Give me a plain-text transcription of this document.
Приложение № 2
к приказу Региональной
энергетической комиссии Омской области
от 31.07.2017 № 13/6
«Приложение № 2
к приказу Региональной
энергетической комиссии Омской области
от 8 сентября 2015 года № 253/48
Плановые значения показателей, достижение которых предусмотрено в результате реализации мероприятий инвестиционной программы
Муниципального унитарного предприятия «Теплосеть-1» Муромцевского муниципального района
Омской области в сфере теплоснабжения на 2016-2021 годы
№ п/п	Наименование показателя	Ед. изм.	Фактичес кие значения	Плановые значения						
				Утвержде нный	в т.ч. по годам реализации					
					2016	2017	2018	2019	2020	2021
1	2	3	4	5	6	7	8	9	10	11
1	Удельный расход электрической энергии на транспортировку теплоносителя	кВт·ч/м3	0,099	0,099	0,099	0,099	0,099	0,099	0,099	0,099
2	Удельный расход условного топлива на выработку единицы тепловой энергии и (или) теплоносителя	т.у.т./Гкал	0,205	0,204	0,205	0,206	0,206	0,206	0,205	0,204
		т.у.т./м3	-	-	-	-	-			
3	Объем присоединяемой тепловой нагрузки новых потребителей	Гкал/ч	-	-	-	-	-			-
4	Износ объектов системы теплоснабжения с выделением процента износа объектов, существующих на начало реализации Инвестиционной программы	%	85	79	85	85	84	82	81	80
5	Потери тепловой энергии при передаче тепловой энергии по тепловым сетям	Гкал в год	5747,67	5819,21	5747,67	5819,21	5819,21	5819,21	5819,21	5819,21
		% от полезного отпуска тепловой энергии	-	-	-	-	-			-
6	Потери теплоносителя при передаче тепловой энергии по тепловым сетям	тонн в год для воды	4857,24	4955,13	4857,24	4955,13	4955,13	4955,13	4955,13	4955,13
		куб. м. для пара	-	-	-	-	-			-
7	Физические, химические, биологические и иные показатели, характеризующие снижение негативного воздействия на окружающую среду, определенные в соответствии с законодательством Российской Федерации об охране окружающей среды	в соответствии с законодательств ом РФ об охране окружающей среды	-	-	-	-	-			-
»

----------

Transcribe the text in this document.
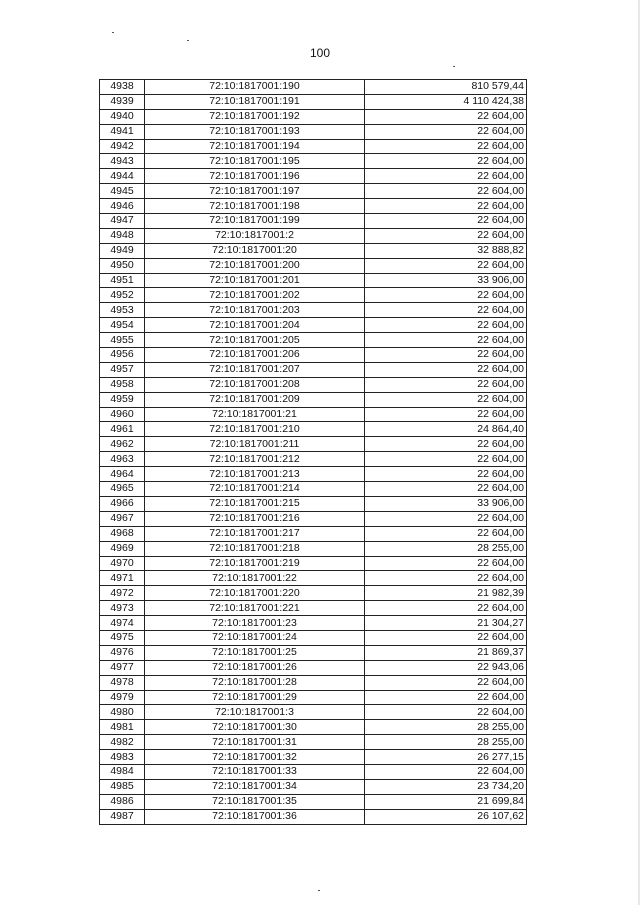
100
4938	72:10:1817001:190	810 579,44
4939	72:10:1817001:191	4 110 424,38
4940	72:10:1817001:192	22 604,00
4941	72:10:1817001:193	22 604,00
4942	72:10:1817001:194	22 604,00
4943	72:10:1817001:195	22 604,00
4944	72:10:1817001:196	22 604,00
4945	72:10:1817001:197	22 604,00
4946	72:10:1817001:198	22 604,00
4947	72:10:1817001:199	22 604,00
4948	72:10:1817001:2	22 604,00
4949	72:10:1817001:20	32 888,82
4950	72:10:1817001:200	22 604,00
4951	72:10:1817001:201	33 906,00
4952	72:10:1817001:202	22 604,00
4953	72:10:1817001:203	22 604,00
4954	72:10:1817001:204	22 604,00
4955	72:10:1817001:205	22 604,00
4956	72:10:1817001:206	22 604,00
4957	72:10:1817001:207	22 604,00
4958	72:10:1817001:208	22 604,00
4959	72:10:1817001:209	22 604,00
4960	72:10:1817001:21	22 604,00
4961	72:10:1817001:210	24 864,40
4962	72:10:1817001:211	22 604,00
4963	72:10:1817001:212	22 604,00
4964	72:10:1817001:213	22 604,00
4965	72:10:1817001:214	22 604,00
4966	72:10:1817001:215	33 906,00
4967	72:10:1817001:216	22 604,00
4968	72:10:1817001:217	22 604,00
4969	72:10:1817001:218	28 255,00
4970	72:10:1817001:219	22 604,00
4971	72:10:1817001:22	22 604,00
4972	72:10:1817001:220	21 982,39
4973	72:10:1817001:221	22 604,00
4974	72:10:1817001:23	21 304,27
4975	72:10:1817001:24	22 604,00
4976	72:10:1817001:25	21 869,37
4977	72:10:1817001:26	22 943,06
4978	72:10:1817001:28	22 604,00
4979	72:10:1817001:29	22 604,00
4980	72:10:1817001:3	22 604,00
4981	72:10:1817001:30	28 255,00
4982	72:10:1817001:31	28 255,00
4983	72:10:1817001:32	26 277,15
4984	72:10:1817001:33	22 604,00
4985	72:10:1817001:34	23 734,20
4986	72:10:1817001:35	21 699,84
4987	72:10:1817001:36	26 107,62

----------

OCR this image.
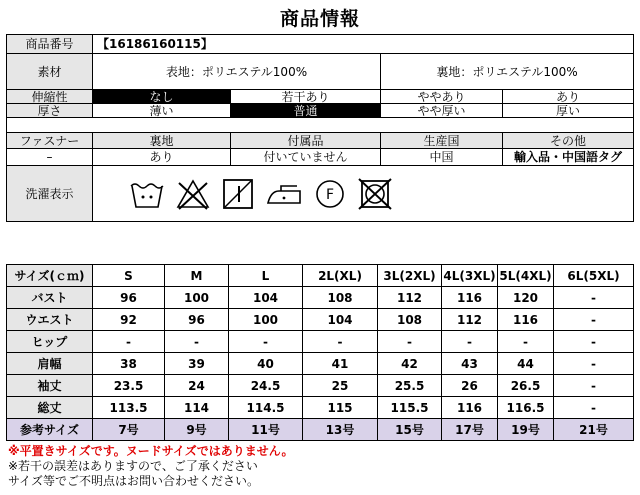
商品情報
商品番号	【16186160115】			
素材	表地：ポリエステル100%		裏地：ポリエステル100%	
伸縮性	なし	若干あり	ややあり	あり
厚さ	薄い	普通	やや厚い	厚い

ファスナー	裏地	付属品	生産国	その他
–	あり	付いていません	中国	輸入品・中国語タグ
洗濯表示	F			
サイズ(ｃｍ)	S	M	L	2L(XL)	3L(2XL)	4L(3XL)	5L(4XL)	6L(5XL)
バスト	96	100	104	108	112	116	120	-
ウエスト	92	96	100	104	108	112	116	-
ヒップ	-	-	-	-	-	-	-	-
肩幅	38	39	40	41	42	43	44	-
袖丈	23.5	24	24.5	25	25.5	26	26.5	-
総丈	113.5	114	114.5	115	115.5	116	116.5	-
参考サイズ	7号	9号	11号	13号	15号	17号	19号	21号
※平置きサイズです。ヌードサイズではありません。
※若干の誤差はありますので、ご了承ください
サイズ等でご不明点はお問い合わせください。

----------

**Exercise goal**
Using the entries above, return each line in which the word "document" occurs.

**The output**
Give me a plain-text transcription of this document.
Transcribe the text in this document.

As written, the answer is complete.